* _Set task_:
Return the records word for word. Any pictures in them are not part of the copy.

* _Working data_:
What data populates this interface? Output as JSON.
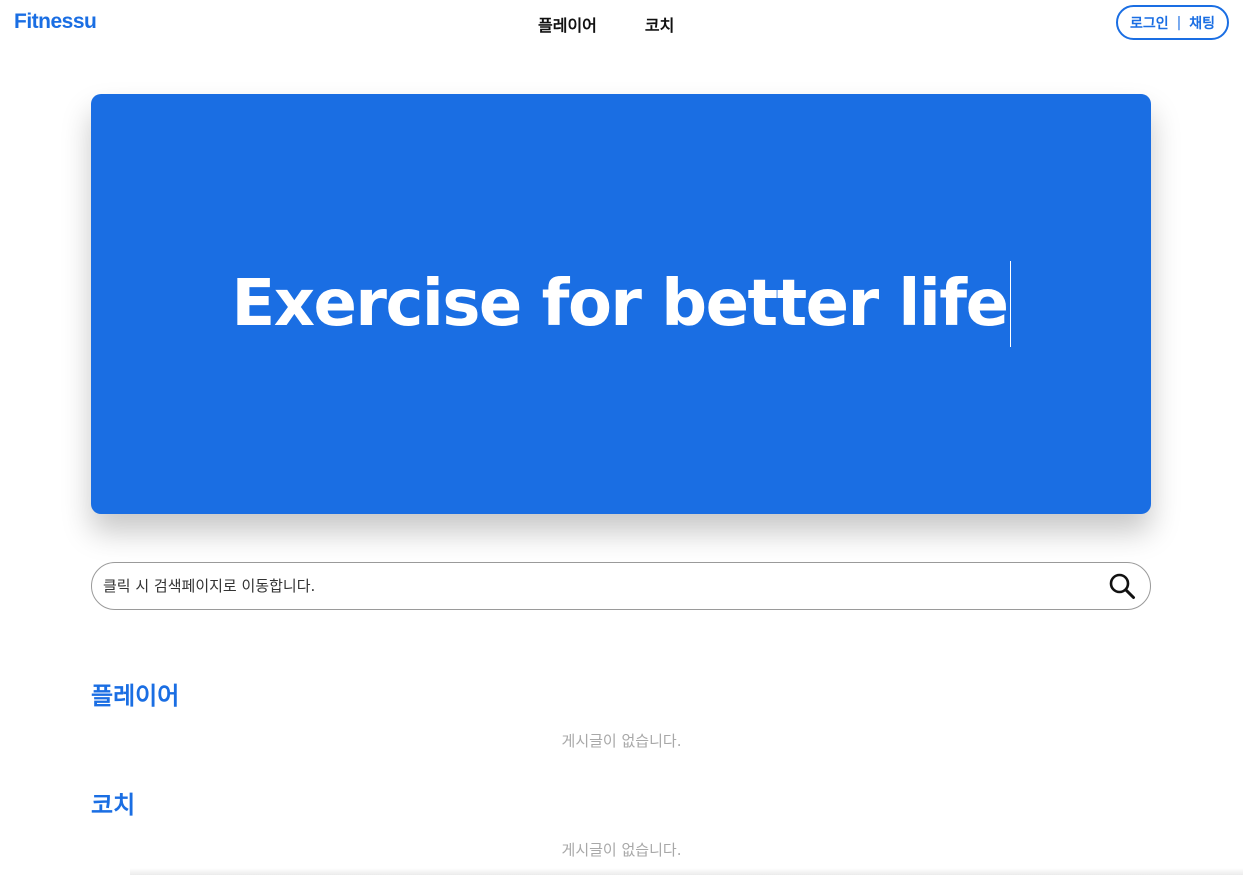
{
  "header": {
    "logo": "Fitnessu",
    "nav": [
      {
        "label": "플레이어"
      },
      {
        "label": "코치"
      }
    ],
    "auth": {
      "login_label": "로그인",
      "separator": "|",
      "chat_label": "채팅"
    }
  },
  "hero": {
    "title": "Exercise for better life",
    "color": "#1a6ee3"
  },
  "search": {
    "placeholder": "클릭 시 검색페이지로 이동합니다.",
    "value": "",
    "icon": "search-icon"
  },
  "sections": [
    {
      "title": "플레이어",
      "empty_text": "게시글이 없습니다."
    },
    {
      "title": "코치",
      "empty_text": "게시글이 없습니다."
    }
  ]
}
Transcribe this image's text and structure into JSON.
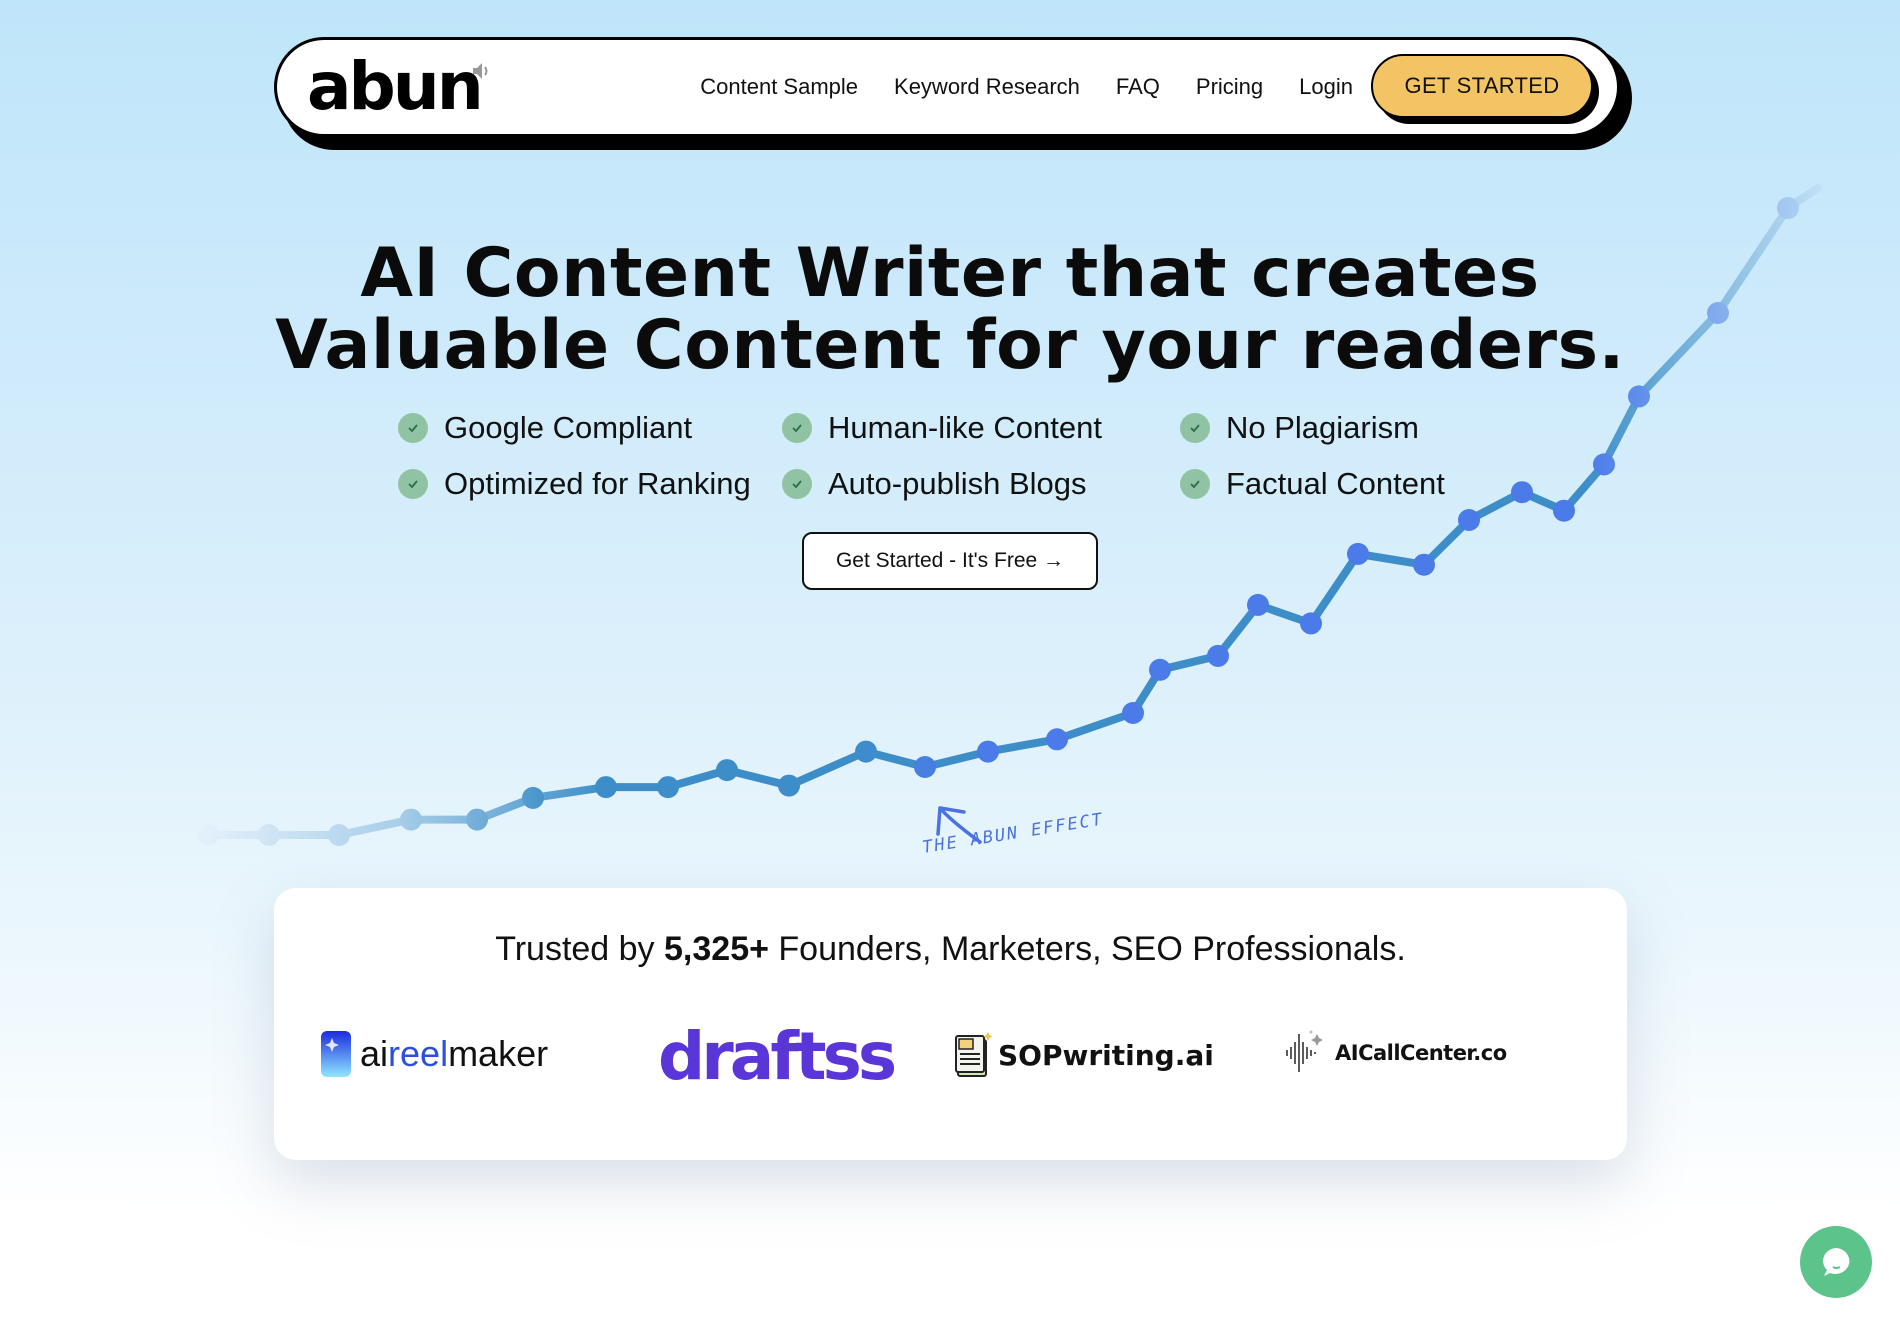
{
  "nav": {
    "logo_text": "abun",
    "links": [
      "Content Sample",
      "Keyword Research",
      "FAQ",
      "Pricing",
      "Login"
    ],
    "cta_label": "GET STARTED"
  },
  "hero": {
    "headline_line1": "AI Content Writer that creates",
    "headline_line2": "Valuable Content for your readers.",
    "features": [
      "Google Compliant",
      "Human-like Content",
      "No Plagiarism",
      "Optimized for Ranking",
      "Auto-publish Blogs",
      "Factual Content"
    ],
    "cta_label": "Get Started - It's Free →",
    "effect_label": "THE ABUN EFFECT"
  },
  "chart_data": {
    "type": "line",
    "title": "",
    "xlabel": "",
    "ylabel": "",
    "description": "Decorative growth curve; relative values (0 = baseline)",
    "values": [
      0,
      0,
      0,
      1,
      1,
      2.4,
      3.1,
      3.1,
      4.2,
      3.2,
      5.4,
      4.4,
      5.4,
      6.2,
      7.9,
      10.7,
      11.6,
      14.9,
      13.7,
      18.2,
      17.5,
      20.4,
      22.2,
      21.0,
      24.0,
      28.4,
      33.8,
      40.6
    ],
    "colors": {
      "line": "#3b8ec8",
      "marker": "#4a7be8"
    }
  },
  "trusted": {
    "prefix": "Trusted by ",
    "count": "5,325+",
    "suffix": " Founders, Marketers, SEO Professionals.",
    "logos": [
      {
        "name": "aireelmaker",
        "parts": [
          "ai",
          "reel",
          "maker"
        ]
      },
      {
        "name": "draftss"
      },
      {
        "name": "SOPwriting.ai"
      },
      {
        "name": "AICallCenter.co"
      }
    ]
  },
  "chat": {
    "icon": "chat-icon"
  }
}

* _Result for this exercise_:
What data populates this interface? Output as JSON.
{
  "header": {
    "logo": "Fitnessu",
    "nav": [
      {
        "label": "플레이어"
      },
      {
        "label": "코치"
      }
    ],
    "auth": {
      "login_label": "로그인",
      "separator": "|",
      "chat_label": "채팅"
    }
  },
  "hero": {
    "title": "Exercise for better life",
    "color": "#1a6ee3"
  },
  "search": {
    "placeholder": "클릭 시 검색페이지로 이동합니다.",
    "value": "",
    "icon": "search-icon"
  },
  "sections": [
    {
      "title": "플레이어",
      "empty_text": "게시글이 없습니다."
    },
    {
      "title": "코치",
      "empty_text": "게시글이 없습니다."
    }
  ]
}
Transcribe this image's text and structure into JSON.
{
  "nav": {
    "logo_text": "abun",
    "links": [
      "Content Sample",
      "Keyword Research",
      "FAQ",
      "Pricing",
      "Login"
    ],
    "cta_label": "GET STARTED"
  },
  "hero": {
    "headline_line1": "AI Content Writer that creates",
    "headline_line2": "Valuable Content for your readers.",
    "features": [
      "Google Compliant",
      "Human-like Content",
      "No Plagiarism",
      "Optimized for Ranking",
      "Auto-publish Blogs",
      "Factual Content"
    ],
    "cta_label": "Get Started - It's Free →",
    "effect_label": "THE ABUN EFFECT"
  },
  "chart_data": {
    "type": "line",
    "title": "",
    "xlabel": "",
    "ylabel": "",
    "description": "Decorative growth curve; relative values (0 = baseline)",
    "values": [
      0,
      0,
      0,
      1,
      1,
      2.4,
      3.1,
      3.1,
      4.2,
      3.2,
      5.4,
      4.4,
      5.4,
      6.2,
      7.9,
      10.7,
      11.6,
      14.9,
      13.7,
      18.2,
      17.5,
      20.4,
      22.2,
      21.0,
      24.0,
      28.4,
      33.8,
      40.6
    ],
    "colors": {
      "line": "#3b8ec8",
      "marker": "#4a7be8"
    }
  },
  "trusted": {
    "prefix": "Trusted by ",
    "count": "5,325+",
    "suffix": " Founders, Marketers, SEO Professionals.",
    "logos": [
      {
        "name": "aireelmaker",
        "parts": [
          "ai",
          "reel",
          "maker"
        ]
      },
      {
        "name": "draftss"
      },
      {
        "name": "SOPwriting.ai"
      },
      {
        "name": "AICallCenter.co"
      }
    ]
  },
  "chat": {
    "icon": "chat-icon"
  }
}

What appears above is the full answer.